PROBLEM STATEMENT –
Every record should be repeated exactly, except that pictures are left out.
=-=-=
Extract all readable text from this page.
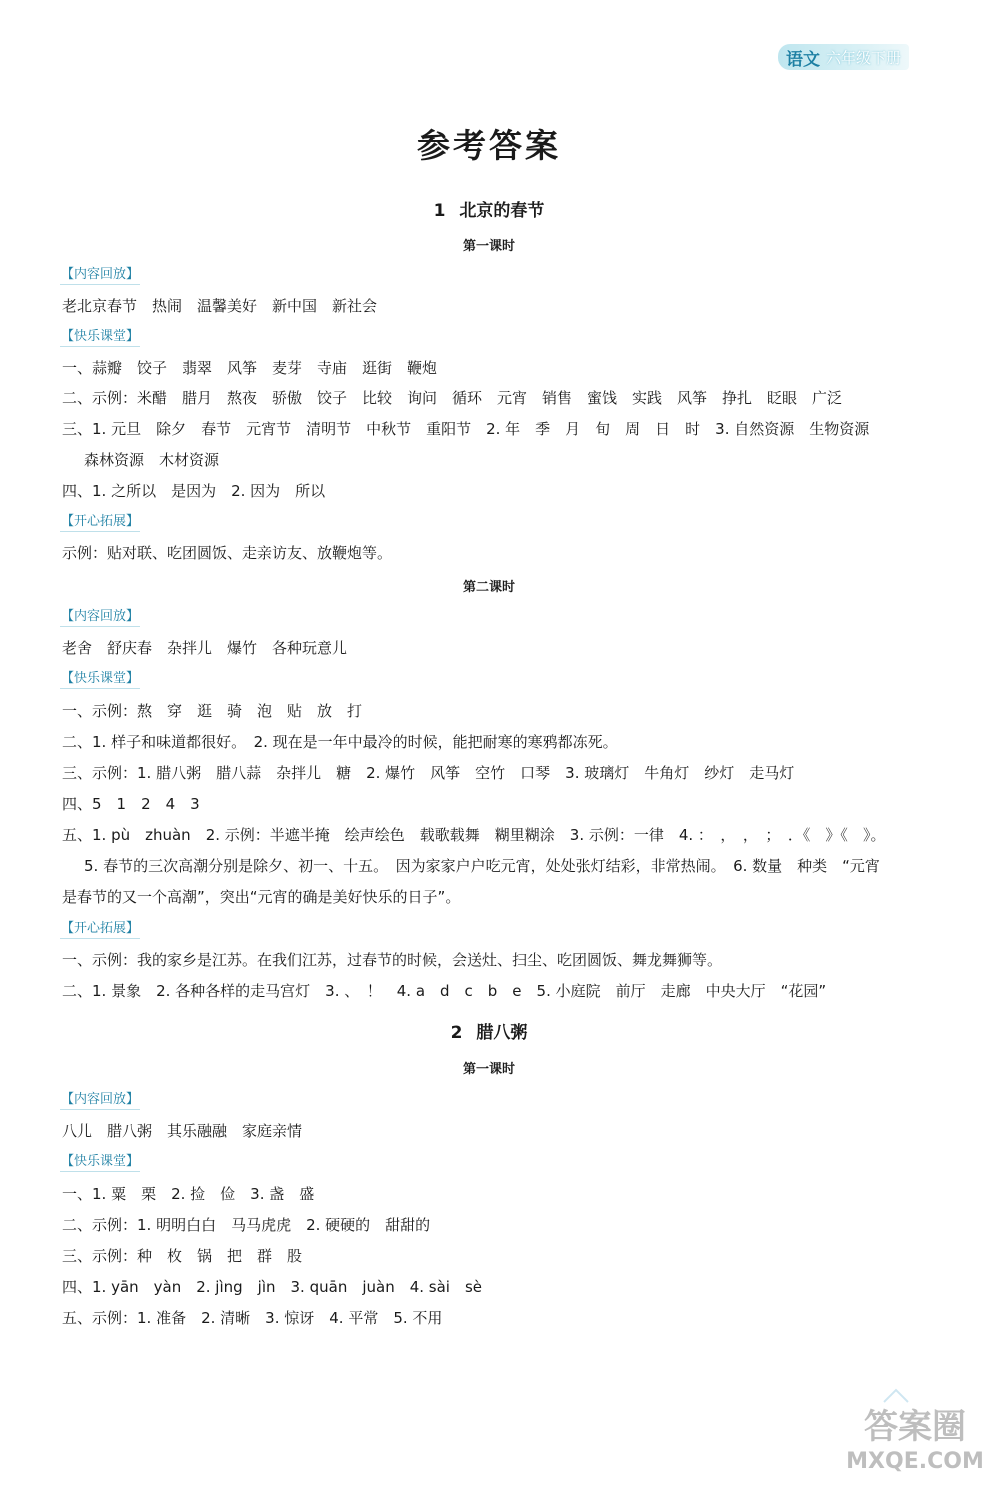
语文 六年级下册
参考答案
1 北京的春节
第一课时
【内容回放】

老北京春节　热闹　温馨美好　新中国　新社会

【快乐课堂】

一、蒜瓣　饺子　翡翠　风筝　麦芽　寺庙　逛街　鞭炮

二、示例：米醋　腊月　熬夜　骄傲　饺子　比较　询问　循环　元宵　销售　蜜饯　实践　风筝　挣扎　眨眼　广泛

三、1. 元旦　除夕　春节　元宵节　清明节　中秋节　重阳节　2. 年　季　月　旬　周　日　时　3. 自然资源　生物资源

森林资源　木材资源

四、1. 之所以　是因为　2. 因为　所以

【开心拓展】

示例：贴对联、吃团圆饭、走亲访友、放鞭炮等。

第二课时
【内容回放】

老舍　舒庆春　杂拌儿　爆竹　各种玩意儿

【快乐课堂】

一、示例：熬　穿　逛　骑　泡　贴　放　打

二、1. 样子和味道都很好。　2. 现在是一年中最冷的时候，能把耐寒的寒鸦都冻死。

三、示例：1. 腊八粥　腊八蒜　杂拌儿　糖　2. 爆竹　风筝　空竹　口琴　3. 玻璃灯　牛角灯　纱灯　走马灯

四、5　1　2　4　3

五、1. pù　zhuàn　2. 示例：半遮半掩　绘声绘色　载歌载舞　糊里糊涂　3. 示例：一律　4. ：　，　，　；　．《　》《　》。

5. 春节的三次高潮分别是除夕、初一、十五。　因为家家户户吃元宵，处处张灯结彩，非常热闹。　6. 数量　种类　“元宵

是春节的又一个高潮”，突出“元宵的确是美好快乐的日子”。

【开心拓展】

一、示例：我的家乡是江苏。在我们江苏，过春节的时候，会送灶、扫尘、吃团圆饭、舞龙舞狮等。

二、1. 景象　2. 各种各样的走马宫灯　3. 、　！　4. a　d　c　b　e　5. 小庭院　前厅　走廊　中央大厅　“花园”

2 腊八粥
第一课时
【内容回放】

八儿　腊八粥　其乐融融　家庭亲情

【快乐课堂】

一、1. 粟　栗　2. 捡　俭　3. 盏　盛

二、示例：1. 明明白白　马马虎虎　2. 硬硬的　甜甜的

三、示例：种　枚　锅　把　群　股

四、1. yān　yàn　2. jìng　jìn　3. quān　juàn　4. sài　sè

五、示例：1. 准备　2. 清晰　3. 惊讶　4. 平常　5. 不用

答案圈
MXQE.COM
=-=-=
FULL SOLUTION –
Extract all readable text from this page.
语文 六年级下册
参考答案
1 北京的春节
第一课时
【内容回放】

老北京春节　热闹　温馨美好　新中国　新社会

【快乐课堂】

一、蒜瓣　饺子　翡翠　风筝　麦芽　寺庙　逛街　鞭炮

二、示例：米醋　腊月　熬夜　骄傲　饺子　比较　询问　循环　元宵　销售　蜜饯　实践　风筝　挣扎　眨眼　广泛

三、1. 元旦　除夕　春节　元宵节　清明节　中秋节　重阳节　2. 年　季　月　旬　周　日　时　3. 自然资源　生物资源

森林资源　木材资源

四、1. 之所以　是因为　2. 因为　所以

【开心拓展】

示例：贴对联、吃团圆饭、走亲访友、放鞭炮等。

第二课时
【内容回放】

老舍　舒庆春　杂拌儿　爆竹　各种玩意儿

【快乐课堂】

一、示例：熬　穿　逛　骑　泡　贴　放　打

二、1. 样子和味道都很好。　2. 现在是一年中最冷的时候，能把耐寒的寒鸦都冻死。

三、示例：1. 腊八粥　腊八蒜　杂拌儿　糖　2. 爆竹　风筝　空竹　口琴　3. 玻璃灯　牛角灯　纱灯　走马灯

四、5　1　2　4　3

五、1. pù　zhuàn　2. 示例：半遮半掩　绘声绘色　载歌载舞　糊里糊涂　3. 示例：一律　4. ：　，　，　；　．《　》《　》。

5. 春节的三次高潮分别是除夕、初一、十五。　因为家家户户吃元宵，处处张灯结彩，非常热闹。　6. 数量　种类　“元宵

是春节的又一个高潮”，突出“元宵的确是美好快乐的日子”。

【开心拓展】

一、示例：我的家乡是江苏。在我们江苏，过春节的时候，会送灶、扫尘、吃团圆饭、舞龙舞狮等。

二、1. 景象　2. 各种各样的走马宫灯　3. 、　！　4. a　d　c　b　e　5. 小庭院　前厅　走廊　中央大厅　“花园”

2 腊八粥
第一课时
【内容回放】

八儿　腊八粥　其乐融融　家庭亲情

【快乐课堂】

一、1. 粟　栗　2. 捡　俭　3. 盏　盛

二、示例：1. 明明白白　马马虎虎　2. 硬硬的　甜甜的

三、示例：种　枚　锅　把　群　股

四、1. yān　yàn　2. jìng　jìn　3. quān　juàn　4. sài　sè

五、示例：1. 准备　2. 清晰　3. 惊讶　4. 平常　5. 不用

答案圈
MXQE.COM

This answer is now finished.